TASK BRIEF ::
Go through the records and give each one again exactly.
* BEGIN DATA RECORDS *
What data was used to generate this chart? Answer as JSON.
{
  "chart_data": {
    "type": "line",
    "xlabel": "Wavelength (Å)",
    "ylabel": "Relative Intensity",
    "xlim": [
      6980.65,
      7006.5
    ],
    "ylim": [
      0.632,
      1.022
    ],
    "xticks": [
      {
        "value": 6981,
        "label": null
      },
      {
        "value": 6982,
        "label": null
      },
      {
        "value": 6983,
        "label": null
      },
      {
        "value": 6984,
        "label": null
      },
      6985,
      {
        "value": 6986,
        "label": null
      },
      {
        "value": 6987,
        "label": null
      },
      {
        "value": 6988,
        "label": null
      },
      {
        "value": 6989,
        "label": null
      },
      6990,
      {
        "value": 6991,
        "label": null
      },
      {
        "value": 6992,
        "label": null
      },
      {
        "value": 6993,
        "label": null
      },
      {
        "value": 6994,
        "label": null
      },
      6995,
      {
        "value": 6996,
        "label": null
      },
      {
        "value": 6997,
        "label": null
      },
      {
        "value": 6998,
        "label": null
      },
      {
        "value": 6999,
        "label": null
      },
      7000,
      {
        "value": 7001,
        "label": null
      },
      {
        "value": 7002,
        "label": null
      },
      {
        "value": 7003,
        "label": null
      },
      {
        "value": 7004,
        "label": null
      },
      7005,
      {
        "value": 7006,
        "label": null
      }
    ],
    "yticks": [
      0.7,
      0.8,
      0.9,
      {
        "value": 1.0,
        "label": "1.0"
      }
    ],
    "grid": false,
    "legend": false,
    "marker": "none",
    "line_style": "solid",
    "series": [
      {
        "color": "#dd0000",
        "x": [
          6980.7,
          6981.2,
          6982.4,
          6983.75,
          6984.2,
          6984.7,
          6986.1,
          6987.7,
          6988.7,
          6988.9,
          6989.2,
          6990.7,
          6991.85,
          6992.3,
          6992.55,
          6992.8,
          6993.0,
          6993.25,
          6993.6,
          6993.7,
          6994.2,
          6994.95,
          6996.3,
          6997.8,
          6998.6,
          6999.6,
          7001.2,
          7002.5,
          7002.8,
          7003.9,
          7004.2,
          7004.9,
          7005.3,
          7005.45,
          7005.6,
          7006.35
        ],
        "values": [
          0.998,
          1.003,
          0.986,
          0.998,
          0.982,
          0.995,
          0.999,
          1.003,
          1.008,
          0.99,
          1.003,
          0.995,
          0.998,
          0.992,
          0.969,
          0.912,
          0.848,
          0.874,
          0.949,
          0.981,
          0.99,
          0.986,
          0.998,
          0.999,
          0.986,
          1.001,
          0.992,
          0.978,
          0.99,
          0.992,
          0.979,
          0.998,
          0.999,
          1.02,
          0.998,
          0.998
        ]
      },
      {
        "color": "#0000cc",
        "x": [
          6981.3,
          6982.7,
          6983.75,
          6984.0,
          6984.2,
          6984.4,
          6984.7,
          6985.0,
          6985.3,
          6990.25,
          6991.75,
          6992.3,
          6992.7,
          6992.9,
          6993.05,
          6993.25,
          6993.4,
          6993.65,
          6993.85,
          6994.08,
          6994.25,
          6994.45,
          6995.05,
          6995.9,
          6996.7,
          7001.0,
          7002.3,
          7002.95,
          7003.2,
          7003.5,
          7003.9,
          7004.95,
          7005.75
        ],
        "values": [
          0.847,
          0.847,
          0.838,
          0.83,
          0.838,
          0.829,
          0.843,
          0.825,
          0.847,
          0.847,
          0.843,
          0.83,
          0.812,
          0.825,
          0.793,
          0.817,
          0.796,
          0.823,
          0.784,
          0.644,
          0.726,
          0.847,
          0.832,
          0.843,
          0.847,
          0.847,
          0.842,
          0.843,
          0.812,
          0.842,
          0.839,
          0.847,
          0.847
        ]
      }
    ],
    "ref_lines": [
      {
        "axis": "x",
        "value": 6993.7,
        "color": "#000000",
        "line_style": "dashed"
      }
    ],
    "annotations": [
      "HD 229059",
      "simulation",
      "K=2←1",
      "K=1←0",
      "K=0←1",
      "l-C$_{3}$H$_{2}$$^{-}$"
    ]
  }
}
* END DATA RECORDS *
EXPECTED ANSWER ::
What data was used to generate this chart? Answer as JSON.
{
  "chart_data": {
    "type": "line",
    "xlabel": "Wavelength (Å)",
    "ylabel": "Relative Intensity",
    "xlim": [
      6980.65,
      7006.5
    ],
    "ylim": [
      0.632,
      1.022
    ],
    "xticks": [
      {
        "value": 6981,
        "label": null
      },
      {
        "value": 6982,
        "label": null
      },
      {
        "value": 6983,
        "label": null
      },
      {
        "value": 6984,
        "label": null
      },
      6985,
      {
        "value": 6986,
        "label": null
      },
      {
        "value": 6987,
        "label": null
      },
      {
        "value": 6988,
        "label": null
      },
      {
        "value": 6989,
        "label": null
      },
      6990,
      {
        "value": 6991,
        "label": null
      },
      {
        "value": 6992,
        "label": null
      },
      {
        "value": 6993,
        "label": null
      },
      {
        "value": 6994,
        "label": null
      },
      6995,
      {
        "value": 6996,
        "label": null
      },
      {
        "value": 6997,
        "label": null
      },
      {
        "value": 6998,
        "label": null
      },
      {
        "value": 6999,
        "label": null
      },
      7000,
      {
        "value": 7001,
        "label": null
      },
      {
        "value": 7002,
        "label": null
      },
      {
        "value": 7003,
        "label": null
      },
      {
        "value": 7004,
        "label": null
      },
      7005,
      {
        "value": 7006,
        "label": null
      }
    ],
    "yticks": [
      0.7,
      0.8,
      0.9,
      {
        "value": 1.0,
        "label": "1.0"
      }
    ],
    "grid": false,
    "legend": false,
    "marker": "none",
    "line_style": "solid",
    "series": [
      {
        "color": "#dd0000",
        "x": [
          6980.7,
          6981.2,
          6982.4,
          6983.75,
          6984.2,
          6984.7,
          6986.1,
          6987.7,
          6988.7,
          6988.9,
          6989.2,
          6990.7,
          6991.85,
          6992.3,
          6992.55,
          6992.8,
          6993.0,
          6993.25,
          6993.6,
          6993.7,
          6994.2,
          6994.95,
          6996.3,
          6997.8,
          6998.6,
          6999.6,
          7001.2,
          7002.5,
          7002.8,
          7003.9,
          7004.2,
          7004.9,
          7005.3,
          7005.45,
          7005.6,
          7006.35
        ],
        "values": [
          0.998,
          1.003,
          0.986,
          0.998,
          0.982,
          0.995,
          0.999,
          1.003,
          1.008,
          0.99,
          1.003,
          0.995,
          0.998,
          0.992,
          0.969,
          0.912,
          0.848,
          0.874,
          0.949,
          0.981,
          0.99,
          0.986,
          0.998,
          0.999,
          0.986,
          1.001,
          0.992,
          0.978,
          0.99,
          0.992,
          0.979,
          0.998,
          0.999,
          1.02,
          0.998,
          0.998
        ]
      },
      {
        "color": "#0000cc",
        "x": [
          6981.3,
          6982.7,
          6983.75,
          6984.0,
          6984.2,
          6984.4,
          6984.7,
          6985.0,
          6985.3,
          6990.25,
          6991.75,
          6992.3,
          6992.7,
          6992.9,
          6993.05,
          6993.25,
          6993.4,
          6993.65,
          6993.85,
          6994.08,
          6994.25,
          6994.45,
          6995.05,
          6995.9,
          6996.7,
          7001.0,
          7002.3,
          7002.95,
          7003.2,
          7003.5,
          7003.9,
          7004.95,
          7005.75
        ],
        "values": [
          0.847,
          0.847,
          0.838,
          0.83,
          0.838,
          0.829,
          0.843,
          0.825,
          0.847,
          0.847,
          0.843,
          0.83,
          0.812,
          0.825,
          0.793,
          0.817,
          0.796,
          0.823,
          0.784,
          0.644,
          0.726,
          0.847,
          0.832,
          0.843,
          0.847,
          0.847,
          0.842,
          0.843,
          0.812,
          0.842,
          0.839,
          0.847,
          0.847
        ]
      }
    ],
    "ref_lines": [
      {
        "axis": "x",
        "value": 6993.7,
        "color": "#000000",
        "line_style": "dashed"
      }
    ],
    "annotations": [
      "HD 229059",
      "simulation",
      "K=2←1",
      "K=1←0",
      "K=0←1",
      "l-C$_{3}$H$_{2}$$^{-}$"
    ]
  }
}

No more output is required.